* **GIVEN TASK**
Here are some entries; quote each one exactly.
────────────────────────────────────────
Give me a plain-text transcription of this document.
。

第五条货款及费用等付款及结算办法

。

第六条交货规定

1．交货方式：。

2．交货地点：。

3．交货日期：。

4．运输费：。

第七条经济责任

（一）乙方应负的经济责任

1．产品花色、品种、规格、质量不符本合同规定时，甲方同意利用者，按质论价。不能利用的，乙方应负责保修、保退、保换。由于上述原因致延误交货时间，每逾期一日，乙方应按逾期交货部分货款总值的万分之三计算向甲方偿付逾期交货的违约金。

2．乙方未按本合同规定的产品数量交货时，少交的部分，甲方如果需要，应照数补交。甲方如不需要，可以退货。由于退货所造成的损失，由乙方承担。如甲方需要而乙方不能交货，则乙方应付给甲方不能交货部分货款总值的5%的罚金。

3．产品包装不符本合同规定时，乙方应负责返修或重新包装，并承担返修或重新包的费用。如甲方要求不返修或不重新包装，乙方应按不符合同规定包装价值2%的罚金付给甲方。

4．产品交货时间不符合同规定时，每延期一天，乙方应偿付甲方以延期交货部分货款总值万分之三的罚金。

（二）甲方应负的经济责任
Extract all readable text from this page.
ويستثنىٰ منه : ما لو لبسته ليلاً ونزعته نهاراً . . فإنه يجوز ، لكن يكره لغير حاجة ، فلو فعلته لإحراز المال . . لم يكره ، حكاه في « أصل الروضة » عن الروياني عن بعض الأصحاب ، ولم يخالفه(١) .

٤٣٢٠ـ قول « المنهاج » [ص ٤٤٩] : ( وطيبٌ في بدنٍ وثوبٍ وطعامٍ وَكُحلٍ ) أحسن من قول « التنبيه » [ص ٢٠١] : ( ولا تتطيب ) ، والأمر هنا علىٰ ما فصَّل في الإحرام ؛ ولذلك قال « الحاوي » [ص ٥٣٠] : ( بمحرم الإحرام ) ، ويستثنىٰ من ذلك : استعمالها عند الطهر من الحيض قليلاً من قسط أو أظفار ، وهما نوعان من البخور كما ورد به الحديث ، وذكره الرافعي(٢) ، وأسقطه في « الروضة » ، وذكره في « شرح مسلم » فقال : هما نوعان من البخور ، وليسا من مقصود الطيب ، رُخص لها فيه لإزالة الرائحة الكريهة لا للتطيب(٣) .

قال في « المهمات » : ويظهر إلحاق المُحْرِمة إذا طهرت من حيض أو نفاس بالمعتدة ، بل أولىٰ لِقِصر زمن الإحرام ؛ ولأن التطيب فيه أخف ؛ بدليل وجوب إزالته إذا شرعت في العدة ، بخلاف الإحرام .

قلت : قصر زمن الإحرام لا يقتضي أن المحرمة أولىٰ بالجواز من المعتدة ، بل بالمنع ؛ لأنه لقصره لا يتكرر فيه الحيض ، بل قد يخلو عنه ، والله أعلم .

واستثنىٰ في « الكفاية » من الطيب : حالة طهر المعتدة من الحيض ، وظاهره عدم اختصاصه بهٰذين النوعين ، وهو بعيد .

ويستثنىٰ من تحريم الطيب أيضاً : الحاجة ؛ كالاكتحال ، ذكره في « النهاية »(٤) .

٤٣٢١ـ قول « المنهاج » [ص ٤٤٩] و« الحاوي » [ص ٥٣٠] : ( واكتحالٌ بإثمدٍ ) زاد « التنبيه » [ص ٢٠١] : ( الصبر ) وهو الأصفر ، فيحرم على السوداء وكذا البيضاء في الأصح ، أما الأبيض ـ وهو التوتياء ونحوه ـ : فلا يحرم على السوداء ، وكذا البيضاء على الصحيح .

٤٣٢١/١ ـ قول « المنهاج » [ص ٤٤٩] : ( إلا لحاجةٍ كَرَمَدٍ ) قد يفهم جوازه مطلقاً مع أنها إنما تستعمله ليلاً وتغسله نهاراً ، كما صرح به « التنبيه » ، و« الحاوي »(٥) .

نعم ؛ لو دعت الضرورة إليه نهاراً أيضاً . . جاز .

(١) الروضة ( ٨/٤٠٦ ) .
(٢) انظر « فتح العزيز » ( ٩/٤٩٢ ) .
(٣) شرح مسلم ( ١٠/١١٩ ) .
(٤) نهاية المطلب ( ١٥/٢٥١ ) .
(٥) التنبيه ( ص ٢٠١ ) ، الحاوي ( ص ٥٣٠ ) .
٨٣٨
────────────────────────────────────────
* **ANSWER**
Give me a plain-text transcription of this document.
。

第五条货款及费用等付款及结算办法

。

第六条交货规定

1．交货方式：。

2．交货地点：。

3．交货日期：。

4．运输费：。

第七条经济责任

（一）乙方应负的经济责任

1．产品花色、品种、规格、质量不符本合同规定时，甲方同意利用者，按质论价。不能利用的，乙方应负责保修、保退、保换。由于上述原因致延误交货时间，每逾期一日，乙方应按逾期交货部分货款总值的万分之三计算向甲方偿付逾期交货的违约金。

2．乙方未按本合同规定的产品数量交货时，少交的部分，甲方如果需要，应照数补交。甲方如不需要，可以退货。由于退货所造成的损失，由乙方承担。如甲方需要而乙方不能交货，则乙方应付给甲方不能交货部分货款总值的5%的罚金。

3．产品包装不符本合同规定时，乙方应负责返修或重新包装，并承担返修或重新包的费用。如甲方要求不返修或不重新包装，乙方应按不符合同规定包装价值2%的罚金付给甲方。

4．产品交货时间不符合同规定时，每延期一天，乙方应偿付甲方以延期交货部分货款总值万分之三的罚金。

（二）甲方应负的经济责任
Extract all readable text from this page.
ويستثنىٰ منه : ما لو لبسته ليلاً ونزعته نهاراً . . فإنه يجوز ، لكن يكره لغير حاجة ، فلو فعلته لإحراز المال . . لم يكره ، حكاه في « أصل الروضة » عن الروياني عن بعض الأصحاب ، ولم يخالفه(١) .

٤٣٢٠ـ قول « المنهاج » [ص ٤٤٩] : ( وطيبٌ في بدنٍ وثوبٍ وطعامٍ وَكُحلٍ ) أحسن من قول « التنبيه » [ص ٢٠١] : ( ولا تتطيب ) ، والأمر هنا علىٰ ما فصَّل في الإحرام ؛ ولذلك قال « الحاوي » [ص ٥٣٠] : ( بمحرم الإحرام ) ، ويستثنىٰ من ذلك : استعمالها عند الطهر من الحيض قليلاً من قسط أو أظفار ، وهما نوعان من البخور كما ورد به الحديث ، وذكره الرافعي(٢) ، وأسقطه في « الروضة » ، وذكره في « شرح مسلم » فقال : هما نوعان من البخور ، وليسا من مقصود الطيب ، رُخص لها فيه لإزالة الرائحة الكريهة لا للتطيب(٣) .

قال في « المهمات » : ويظهر إلحاق المُحْرِمة إذا طهرت من حيض أو نفاس بالمعتدة ، بل أولىٰ لِقِصر زمن الإحرام ؛ ولأن التطيب فيه أخف ؛ بدليل وجوب إزالته إذا شرعت في العدة ، بخلاف الإحرام .

قلت : قصر زمن الإحرام لا يقتضي أن المحرمة أولىٰ بالجواز من المعتدة ، بل بالمنع ؛ لأنه لقصره لا يتكرر فيه الحيض ، بل قد يخلو عنه ، والله أعلم .

واستثنىٰ في « الكفاية » من الطيب : حالة طهر المعتدة من الحيض ، وظاهره عدم اختصاصه بهٰذين النوعين ، وهو بعيد .

ويستثنىٰ من تحريم الطيب أيضاً : الحاجة ؛ كالاكتحال ، ذكره في « النهاية »(٤) .

٤٣٢١ـ قول « المنهاج » [ص ٤٤٩] و« الحاوي » [ص ٥٣٠] : ( واكتحالٌ بإثمدٍ ) زاد « التنبيه » [ص ٢٠١] : ( الصبر ) وهو الأصفر ، فيحرم على السوداء وكذا البيضاء في الأصح ، أما الأبيض ـ وهو التوتياء ونحوه ـ : فلا يحرم على السوداء ، وكذا البيضاء على الصحيح .

٤٣٢١/١ ـ قول « المنهاج » [ص ٤٤٩] : ( إلا لحاجةٍ كَرَمَدٍ ) قد يفهم جوازه مطلقاً مع أنها إنما تستعمله ليلاً وتغسله نهاراً ، كما صرح به « التنبيه » ، و« الحاوي »(٥) .

نعم ؛ لو دعت الضرورة إليه نهاراً أيضاً . . جاز .

(١) الروضة ( ٨/٤٠٦ ) .
(٢) انظر « فتح العزيز » ( ٩/٤٩٢ ) .
(٣) شرح مسلم ( ١٠/١١٩ ) .
(٤) نهاية المطلب ( ١٥/٢٥١ ) .
(٥) التنبيه ( ص ٢٠١ ) ، الحاوي ( ص ٥٣٠ ) .
٨٣٨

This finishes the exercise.